Given exercise:
Which lines of the records contain "Verify"? Collect every one of them.
------------------------------------------------------------------------
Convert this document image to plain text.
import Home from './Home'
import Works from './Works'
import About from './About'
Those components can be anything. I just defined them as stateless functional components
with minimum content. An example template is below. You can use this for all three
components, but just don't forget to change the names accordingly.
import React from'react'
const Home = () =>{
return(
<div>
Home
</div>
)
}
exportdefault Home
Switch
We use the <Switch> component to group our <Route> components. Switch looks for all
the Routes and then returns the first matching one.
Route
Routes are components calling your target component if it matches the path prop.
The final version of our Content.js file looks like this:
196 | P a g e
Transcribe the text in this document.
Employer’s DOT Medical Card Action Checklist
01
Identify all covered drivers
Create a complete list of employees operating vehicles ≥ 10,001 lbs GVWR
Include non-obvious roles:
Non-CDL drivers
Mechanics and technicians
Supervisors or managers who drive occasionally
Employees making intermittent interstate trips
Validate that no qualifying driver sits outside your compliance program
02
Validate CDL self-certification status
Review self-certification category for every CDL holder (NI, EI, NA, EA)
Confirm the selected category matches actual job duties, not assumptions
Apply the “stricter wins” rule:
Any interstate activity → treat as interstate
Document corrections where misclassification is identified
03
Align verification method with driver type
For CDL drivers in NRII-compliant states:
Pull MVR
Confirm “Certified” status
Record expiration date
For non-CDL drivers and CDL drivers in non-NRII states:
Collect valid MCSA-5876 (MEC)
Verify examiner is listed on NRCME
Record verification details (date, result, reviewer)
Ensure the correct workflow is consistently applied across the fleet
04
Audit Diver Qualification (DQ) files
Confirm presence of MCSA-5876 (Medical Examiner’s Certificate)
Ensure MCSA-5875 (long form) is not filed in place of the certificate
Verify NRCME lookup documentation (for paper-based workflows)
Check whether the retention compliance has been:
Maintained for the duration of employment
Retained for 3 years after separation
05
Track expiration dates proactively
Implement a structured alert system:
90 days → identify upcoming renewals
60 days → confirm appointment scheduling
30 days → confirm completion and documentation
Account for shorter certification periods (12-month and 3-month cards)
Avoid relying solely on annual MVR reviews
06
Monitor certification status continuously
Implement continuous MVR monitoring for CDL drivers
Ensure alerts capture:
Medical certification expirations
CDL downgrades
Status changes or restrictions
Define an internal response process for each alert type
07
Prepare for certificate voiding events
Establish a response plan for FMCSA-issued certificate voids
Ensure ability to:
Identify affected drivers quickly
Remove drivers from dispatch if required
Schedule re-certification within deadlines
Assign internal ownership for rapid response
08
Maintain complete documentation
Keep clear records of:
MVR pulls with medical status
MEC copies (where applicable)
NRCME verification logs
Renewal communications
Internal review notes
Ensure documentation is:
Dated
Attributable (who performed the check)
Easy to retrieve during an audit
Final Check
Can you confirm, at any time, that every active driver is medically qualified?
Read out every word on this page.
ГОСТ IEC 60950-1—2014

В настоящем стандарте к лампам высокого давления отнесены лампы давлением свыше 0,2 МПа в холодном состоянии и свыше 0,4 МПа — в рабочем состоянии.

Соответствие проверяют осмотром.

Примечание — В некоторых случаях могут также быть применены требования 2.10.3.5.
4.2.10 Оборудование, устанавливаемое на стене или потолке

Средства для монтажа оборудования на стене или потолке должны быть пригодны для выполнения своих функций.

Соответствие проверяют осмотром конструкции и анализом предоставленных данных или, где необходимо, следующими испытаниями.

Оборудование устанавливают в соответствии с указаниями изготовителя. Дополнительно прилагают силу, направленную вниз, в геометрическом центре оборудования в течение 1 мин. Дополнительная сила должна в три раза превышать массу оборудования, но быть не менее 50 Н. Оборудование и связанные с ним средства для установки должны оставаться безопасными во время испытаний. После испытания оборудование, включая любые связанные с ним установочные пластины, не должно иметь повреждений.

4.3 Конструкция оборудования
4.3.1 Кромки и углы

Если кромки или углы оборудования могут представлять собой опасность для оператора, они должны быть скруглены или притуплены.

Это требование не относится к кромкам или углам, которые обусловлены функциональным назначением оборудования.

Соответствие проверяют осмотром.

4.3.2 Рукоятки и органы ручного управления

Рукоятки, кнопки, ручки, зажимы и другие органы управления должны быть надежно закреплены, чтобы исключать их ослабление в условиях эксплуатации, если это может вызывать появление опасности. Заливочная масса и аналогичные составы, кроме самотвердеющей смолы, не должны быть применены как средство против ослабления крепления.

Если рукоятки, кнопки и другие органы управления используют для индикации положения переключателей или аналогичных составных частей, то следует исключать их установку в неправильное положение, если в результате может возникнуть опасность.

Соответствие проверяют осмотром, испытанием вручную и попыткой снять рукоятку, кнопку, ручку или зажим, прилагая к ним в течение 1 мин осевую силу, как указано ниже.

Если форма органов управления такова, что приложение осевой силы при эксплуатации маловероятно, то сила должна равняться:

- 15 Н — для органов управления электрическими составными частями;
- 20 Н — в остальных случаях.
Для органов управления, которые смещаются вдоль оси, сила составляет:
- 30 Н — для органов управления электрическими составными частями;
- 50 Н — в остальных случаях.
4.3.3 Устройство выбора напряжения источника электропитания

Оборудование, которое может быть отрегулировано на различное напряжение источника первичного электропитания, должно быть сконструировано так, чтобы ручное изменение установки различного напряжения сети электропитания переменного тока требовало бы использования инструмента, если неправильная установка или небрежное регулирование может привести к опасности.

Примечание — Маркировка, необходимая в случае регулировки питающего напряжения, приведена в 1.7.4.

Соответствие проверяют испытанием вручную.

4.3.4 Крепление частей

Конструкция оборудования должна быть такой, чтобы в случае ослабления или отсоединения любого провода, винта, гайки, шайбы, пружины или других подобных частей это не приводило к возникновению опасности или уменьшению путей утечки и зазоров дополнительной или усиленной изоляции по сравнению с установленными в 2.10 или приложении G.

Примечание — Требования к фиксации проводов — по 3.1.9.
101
------------------------------------------------------------------------
Correct result:
Verify examiner is listed on NRCME
Verify NRCME lookup documentation (for paper-based workflows)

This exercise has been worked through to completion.